-- Text start --

FIFA, world soccer's governing body, rescinded a decision to suspend the Iraqi squad from qualifying matches
for next year's World Cup tournament. The national team is set to play
Australia in Brisbane on Sunday, when you can expect all televisions to
be tuned in any place in Baghdad that's getting its share of the seven
hours of daily city electricity.
Iraqi soccer is often called
the only big national success story since the U.S. invasion and fall of
Iraqi dictator Saddam Hussein in 2003. Despite the country's chaotic
mayhem, dysfunctional government and decrepit utilities, Iraq came in fourth at the 2004 Olympics and won the Asian championship last year. The wins repeatedly sent Iraqis into the streets with dances and celebratory gunfire that sometimes alarmed U.S. troops. The team–a mix mainly of Arab Shiites and ethnic Kurds with one Sunni Arab star (see The Official Younis Mahmoud Website)–unites
Iraqis in its success and diverts attention from bloodier matters. But
it has also gone through its own episodes of raw bloodshed, division
and politics.
Hussein's son Uday ran the country's sports
establishment for years before the war. He infamously had players
jailed and beaten when they failed to bring home wins. He also stifled
their requests to play abroad where they could make real money.

-- Text end --

Problems to solve.
1 – Summarize the text on Iraqi soccer in three sentences.
2 – Carry the text on Iraqi soccer forward from its last sentence.
The records have no connection to the text on Iraqi soccer.

-- Records shown start --

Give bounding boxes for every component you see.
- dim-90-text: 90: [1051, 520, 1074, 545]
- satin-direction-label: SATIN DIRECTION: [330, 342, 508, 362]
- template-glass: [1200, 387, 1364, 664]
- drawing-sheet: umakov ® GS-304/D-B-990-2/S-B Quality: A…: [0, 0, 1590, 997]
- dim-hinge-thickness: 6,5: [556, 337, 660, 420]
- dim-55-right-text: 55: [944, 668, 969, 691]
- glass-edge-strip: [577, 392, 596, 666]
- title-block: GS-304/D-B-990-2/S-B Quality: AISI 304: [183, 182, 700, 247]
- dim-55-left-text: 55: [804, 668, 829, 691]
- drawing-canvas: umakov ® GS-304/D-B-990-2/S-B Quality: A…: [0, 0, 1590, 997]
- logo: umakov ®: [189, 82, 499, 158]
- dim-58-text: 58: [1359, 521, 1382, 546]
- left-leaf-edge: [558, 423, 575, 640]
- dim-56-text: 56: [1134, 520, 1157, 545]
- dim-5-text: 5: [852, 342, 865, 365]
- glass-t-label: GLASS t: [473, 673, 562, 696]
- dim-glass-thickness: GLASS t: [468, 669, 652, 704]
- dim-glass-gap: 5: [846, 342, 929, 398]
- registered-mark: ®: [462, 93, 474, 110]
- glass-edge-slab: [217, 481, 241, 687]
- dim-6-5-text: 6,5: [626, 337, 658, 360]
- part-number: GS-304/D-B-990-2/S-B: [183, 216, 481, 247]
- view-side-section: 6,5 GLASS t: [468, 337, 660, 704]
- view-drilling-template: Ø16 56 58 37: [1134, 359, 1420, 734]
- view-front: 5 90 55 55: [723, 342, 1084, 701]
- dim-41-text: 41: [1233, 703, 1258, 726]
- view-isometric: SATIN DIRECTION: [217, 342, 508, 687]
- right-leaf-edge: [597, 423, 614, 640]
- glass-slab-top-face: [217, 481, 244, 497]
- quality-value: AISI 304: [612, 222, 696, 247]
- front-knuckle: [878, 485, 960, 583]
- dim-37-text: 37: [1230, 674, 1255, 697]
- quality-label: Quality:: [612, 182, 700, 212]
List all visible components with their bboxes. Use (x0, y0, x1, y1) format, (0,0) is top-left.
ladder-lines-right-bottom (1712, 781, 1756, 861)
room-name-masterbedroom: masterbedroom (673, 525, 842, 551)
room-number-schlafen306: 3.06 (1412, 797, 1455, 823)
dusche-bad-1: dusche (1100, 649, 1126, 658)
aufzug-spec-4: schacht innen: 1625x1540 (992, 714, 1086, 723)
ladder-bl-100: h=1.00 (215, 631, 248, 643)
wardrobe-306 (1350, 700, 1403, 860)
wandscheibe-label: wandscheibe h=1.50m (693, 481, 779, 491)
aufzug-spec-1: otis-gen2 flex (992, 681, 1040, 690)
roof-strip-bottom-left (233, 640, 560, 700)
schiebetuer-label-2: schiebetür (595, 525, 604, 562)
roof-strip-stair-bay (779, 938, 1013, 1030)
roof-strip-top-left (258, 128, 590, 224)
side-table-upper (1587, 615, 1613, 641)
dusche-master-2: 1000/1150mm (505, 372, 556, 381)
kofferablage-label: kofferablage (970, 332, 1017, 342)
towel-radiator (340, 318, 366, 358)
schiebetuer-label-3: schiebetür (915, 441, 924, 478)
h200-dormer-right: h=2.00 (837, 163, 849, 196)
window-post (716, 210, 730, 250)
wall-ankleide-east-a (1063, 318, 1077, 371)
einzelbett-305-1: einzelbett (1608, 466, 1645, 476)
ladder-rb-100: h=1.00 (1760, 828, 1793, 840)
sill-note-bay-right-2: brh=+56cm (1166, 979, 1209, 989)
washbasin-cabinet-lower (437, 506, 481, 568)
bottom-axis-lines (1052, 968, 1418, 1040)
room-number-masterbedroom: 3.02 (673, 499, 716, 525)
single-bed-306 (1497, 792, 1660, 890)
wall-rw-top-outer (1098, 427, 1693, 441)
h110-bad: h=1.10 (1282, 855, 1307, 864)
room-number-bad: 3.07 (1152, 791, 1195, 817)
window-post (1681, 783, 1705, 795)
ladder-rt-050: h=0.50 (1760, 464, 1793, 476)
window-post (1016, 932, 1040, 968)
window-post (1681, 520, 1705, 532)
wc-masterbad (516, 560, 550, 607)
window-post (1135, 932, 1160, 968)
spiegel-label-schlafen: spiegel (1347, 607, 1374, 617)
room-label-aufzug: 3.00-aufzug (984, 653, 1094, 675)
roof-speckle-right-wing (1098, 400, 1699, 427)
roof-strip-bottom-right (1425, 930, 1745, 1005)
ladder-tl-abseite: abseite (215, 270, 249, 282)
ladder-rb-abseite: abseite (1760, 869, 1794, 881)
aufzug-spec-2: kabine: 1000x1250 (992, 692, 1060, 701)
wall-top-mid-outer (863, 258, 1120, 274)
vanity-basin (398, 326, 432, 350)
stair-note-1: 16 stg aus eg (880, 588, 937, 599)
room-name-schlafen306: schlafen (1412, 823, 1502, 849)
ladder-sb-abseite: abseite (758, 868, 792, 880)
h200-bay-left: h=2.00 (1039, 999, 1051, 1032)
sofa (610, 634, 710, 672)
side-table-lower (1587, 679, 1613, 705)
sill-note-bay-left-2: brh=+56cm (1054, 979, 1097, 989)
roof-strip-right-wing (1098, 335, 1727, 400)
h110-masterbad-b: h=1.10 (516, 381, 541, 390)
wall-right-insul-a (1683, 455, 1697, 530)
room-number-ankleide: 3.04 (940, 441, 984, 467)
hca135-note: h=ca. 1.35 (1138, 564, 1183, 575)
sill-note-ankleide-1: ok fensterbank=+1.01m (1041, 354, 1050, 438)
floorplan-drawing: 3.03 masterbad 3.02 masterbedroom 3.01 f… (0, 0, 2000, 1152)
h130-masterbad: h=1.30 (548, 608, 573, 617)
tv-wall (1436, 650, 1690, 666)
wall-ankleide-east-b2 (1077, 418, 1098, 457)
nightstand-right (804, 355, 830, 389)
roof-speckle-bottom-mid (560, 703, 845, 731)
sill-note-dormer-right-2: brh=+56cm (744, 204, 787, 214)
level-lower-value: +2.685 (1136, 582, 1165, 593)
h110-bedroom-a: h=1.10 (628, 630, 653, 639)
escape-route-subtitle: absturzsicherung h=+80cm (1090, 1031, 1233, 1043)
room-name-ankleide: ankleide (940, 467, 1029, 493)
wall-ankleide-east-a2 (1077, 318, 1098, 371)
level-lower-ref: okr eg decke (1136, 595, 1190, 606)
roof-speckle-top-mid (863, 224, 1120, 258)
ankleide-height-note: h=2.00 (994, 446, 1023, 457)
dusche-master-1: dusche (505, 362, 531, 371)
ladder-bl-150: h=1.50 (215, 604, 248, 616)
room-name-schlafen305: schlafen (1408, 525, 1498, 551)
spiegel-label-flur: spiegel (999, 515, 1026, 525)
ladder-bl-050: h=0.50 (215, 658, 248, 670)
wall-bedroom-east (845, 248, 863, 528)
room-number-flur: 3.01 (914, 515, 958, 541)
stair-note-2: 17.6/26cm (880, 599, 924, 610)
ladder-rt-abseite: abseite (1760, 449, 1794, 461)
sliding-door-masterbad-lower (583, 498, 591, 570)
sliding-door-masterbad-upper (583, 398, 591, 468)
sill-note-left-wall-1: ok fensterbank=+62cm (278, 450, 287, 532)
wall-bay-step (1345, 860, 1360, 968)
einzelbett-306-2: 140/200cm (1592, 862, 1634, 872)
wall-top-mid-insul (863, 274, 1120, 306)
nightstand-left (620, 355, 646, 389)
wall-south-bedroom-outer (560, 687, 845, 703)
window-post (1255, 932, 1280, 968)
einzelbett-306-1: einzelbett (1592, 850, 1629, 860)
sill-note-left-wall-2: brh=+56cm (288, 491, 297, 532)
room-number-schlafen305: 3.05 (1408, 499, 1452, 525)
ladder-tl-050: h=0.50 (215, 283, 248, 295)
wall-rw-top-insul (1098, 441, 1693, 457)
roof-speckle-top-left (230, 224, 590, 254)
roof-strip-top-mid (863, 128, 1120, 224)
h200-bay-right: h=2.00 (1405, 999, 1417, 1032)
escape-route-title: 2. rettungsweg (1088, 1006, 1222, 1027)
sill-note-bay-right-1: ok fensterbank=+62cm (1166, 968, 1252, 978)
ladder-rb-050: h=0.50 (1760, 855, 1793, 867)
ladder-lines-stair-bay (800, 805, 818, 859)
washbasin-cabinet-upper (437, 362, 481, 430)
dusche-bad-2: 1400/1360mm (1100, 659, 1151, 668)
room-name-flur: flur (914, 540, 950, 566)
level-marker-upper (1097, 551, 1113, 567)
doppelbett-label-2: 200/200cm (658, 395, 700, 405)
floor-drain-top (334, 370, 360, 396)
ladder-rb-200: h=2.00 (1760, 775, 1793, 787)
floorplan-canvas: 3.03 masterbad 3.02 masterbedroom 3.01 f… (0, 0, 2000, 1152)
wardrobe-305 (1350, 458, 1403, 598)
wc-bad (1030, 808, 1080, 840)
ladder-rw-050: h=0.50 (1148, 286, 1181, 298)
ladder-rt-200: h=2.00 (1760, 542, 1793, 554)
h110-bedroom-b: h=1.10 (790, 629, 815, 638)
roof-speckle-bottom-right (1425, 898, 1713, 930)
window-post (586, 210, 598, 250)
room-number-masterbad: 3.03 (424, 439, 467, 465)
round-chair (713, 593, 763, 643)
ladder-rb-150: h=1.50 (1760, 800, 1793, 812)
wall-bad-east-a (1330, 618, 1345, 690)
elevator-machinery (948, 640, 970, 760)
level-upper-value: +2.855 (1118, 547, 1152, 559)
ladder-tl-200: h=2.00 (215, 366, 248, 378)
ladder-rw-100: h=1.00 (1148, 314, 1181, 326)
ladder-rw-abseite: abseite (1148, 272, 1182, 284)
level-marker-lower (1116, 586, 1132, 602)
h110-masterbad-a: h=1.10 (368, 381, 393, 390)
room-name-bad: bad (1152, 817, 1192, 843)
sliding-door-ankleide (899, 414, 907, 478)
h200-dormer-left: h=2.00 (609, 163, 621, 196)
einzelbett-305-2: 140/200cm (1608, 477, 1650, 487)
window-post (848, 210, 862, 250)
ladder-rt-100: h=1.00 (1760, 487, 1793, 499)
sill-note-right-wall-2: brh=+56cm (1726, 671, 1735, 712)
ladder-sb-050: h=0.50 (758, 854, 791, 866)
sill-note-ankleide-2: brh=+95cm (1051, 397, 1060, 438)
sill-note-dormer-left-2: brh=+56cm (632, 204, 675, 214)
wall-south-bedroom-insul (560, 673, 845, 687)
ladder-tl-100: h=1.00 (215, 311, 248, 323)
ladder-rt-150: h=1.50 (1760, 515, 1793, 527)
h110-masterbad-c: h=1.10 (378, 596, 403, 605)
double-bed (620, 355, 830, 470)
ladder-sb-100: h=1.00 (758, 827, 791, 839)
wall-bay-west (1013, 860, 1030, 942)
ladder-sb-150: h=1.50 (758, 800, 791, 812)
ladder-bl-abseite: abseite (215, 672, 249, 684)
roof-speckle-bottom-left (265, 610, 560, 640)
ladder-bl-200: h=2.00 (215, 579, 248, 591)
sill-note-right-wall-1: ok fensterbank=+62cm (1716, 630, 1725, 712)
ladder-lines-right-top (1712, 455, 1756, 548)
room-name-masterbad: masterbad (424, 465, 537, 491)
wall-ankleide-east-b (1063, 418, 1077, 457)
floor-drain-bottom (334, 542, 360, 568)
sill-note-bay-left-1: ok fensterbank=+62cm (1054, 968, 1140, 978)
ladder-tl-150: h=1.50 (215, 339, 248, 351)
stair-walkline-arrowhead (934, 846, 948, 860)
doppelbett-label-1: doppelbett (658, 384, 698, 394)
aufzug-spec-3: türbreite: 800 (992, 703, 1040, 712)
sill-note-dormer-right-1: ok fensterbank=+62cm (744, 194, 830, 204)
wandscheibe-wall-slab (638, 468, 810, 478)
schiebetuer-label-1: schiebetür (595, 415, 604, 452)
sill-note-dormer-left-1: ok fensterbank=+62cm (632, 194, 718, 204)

-- Records shown end --

Answers per task.
1 – FIFA reversed its decision to suspend Iraq's team from qualifying matches for next year's World Cup, and the team is set to play Australia in Brisbane on Sunday. Often called Iraq's only big national success since the 2003 fall of Saddam Hussein, the team placed fourth at the 2004 Olympics, won last year's Asian championship, and unites Iraqis while drawing attention away from bloodier matters. It has also seen bloodshed, division and politics: before the war, Hussein's son Uday had players jailed and beaten when they did not win and blocked their requests to play abroad.

2 –
After
the war, retired soccer stars Ahmed Radhi and Hussein Saeed engaged in
a public feud over control for the newly liberated soccer domain. I
interviewed Radhi in 2003. He was young and handsome but with an
athlete's naiveté and clearly doomed against Saeed, an older and
educated former player who had already reached high positions in the
soccer union under Uday. Baghdad soccer fans would buzz with rumors
about Radhi having Saeed's house raked with machine gun fire (others
said it was a hand grenade) but Saeed, who I saw at a team practice in
2004 as he was flanked by Kalashnikov-wielding bodyguards, was secure
in his hold on soccer power and had good connections in the game
internationally.
Even amid their early post-war success, players
would complain that the soccer administration wasted or stole money
that they should have gone for things like good soccer shoes (players
bought their own) and health insurance. Granted, sports organizations
worldwide have a pretty long record for corruption and mismanagement.
It
was a decision by the Iraqi government that apparently touched off the
latest off-field drama. The cabinet of Iraqi Prime Minister Nouri
al-Maliki disbanded the Iraqi Olympic Committee, claiming its
leadership was corrupt and failing to hold required elections. The
soccer federation, still run by Saeed, is under the committee's
jurisdiction and was apparently also dissolved. FIFA, which held to a
hands-off stance throughout much of Uday Hussein's sadistic rule of
Iraqi soccer, pronounced this decision as illegitimate political
interference. On Monday, it announced it would suspend the team's World
Cup participation unless the Iraqi government reversed its action.
Widespread
distress and news coverage ensued with frequent updates on the
negotiations. The team arrived in Australia (they train outside Iraq
for safety) on Tuesday. Coach Adnan Hamad, who steered the team through
the 2004 Olympics, fretted that the controversy would prove a defeating
distraction.
But Thursday the FIFA ban was reversed after the
Iraqi government stipulated that it was not targeting the country's
soccer federation in its move against the umbrella Olympic Committee.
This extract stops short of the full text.